Spatial layout entries:
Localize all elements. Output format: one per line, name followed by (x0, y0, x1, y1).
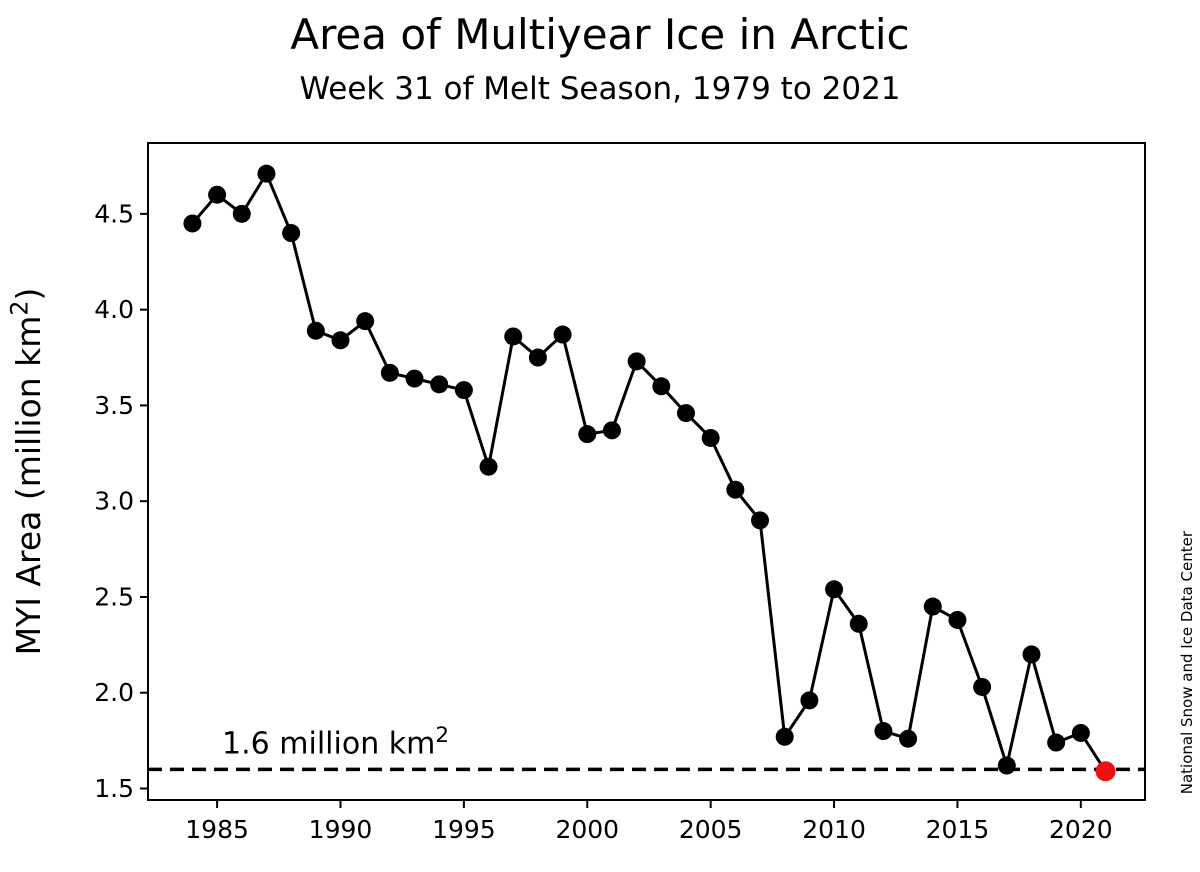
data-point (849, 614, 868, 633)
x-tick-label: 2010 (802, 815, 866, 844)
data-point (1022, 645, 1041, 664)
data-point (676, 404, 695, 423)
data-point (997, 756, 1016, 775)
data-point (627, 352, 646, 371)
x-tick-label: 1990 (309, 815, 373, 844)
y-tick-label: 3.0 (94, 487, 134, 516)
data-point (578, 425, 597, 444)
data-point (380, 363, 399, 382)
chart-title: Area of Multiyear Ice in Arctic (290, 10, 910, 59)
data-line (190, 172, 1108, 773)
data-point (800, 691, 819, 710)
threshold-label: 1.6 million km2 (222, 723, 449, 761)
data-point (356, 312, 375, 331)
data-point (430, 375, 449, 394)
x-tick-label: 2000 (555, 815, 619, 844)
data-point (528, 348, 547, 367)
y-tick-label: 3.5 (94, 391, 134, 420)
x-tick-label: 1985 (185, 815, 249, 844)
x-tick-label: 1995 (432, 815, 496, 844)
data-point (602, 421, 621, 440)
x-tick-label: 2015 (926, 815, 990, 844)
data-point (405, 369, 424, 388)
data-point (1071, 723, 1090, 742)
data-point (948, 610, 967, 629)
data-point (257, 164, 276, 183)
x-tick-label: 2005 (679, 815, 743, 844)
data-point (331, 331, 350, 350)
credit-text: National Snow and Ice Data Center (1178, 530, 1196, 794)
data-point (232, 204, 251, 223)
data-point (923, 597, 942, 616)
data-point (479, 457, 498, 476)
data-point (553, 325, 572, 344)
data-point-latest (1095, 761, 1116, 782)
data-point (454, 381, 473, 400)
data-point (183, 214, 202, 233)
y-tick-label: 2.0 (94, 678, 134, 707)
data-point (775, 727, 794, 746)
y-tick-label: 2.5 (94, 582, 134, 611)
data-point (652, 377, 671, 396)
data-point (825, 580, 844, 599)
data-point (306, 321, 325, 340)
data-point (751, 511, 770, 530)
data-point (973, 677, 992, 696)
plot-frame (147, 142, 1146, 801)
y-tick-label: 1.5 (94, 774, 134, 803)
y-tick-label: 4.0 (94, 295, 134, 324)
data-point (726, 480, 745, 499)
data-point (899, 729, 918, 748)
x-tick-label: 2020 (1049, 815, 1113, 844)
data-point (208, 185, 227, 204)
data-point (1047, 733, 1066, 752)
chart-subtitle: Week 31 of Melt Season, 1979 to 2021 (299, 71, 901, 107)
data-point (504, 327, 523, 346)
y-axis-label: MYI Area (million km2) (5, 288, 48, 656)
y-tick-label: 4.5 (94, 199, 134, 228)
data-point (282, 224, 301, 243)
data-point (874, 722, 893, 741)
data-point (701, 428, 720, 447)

* GOAL *
Can you copy out the lines of the material word for word, from the line containing "data-point (849, 614, 868, 633)" through the line containing "threshold-label: 1.6 million", both ends included?

* EXPECTED ANSWER *
data-point (849, 614, 868, 633)
x-tick-label: 2010 (802, 815, 866, 844)
data-point (1022, 645, 1041, 664)
data-point (676, 404, 695, 423)
data-point (997, 756, 1016, 775)
data-point (627, 352, 646, 371)
x-tick-label: 1990 (309, 815, 373, 844)
y-tick-label: 3.0 (94, 487, 134, 516)
data-point (578, 425, 597, 444)
data-point (380, 363, 399, 382)
chart-title: Area of Multiyear Ice in Arctic (290, 10, 910, 59)
data-line (190, 172, 1108, 773)
data-point (800, 691, 819, 710)
threshold-label: 1.6 million km2 (222, 723, 449, 761)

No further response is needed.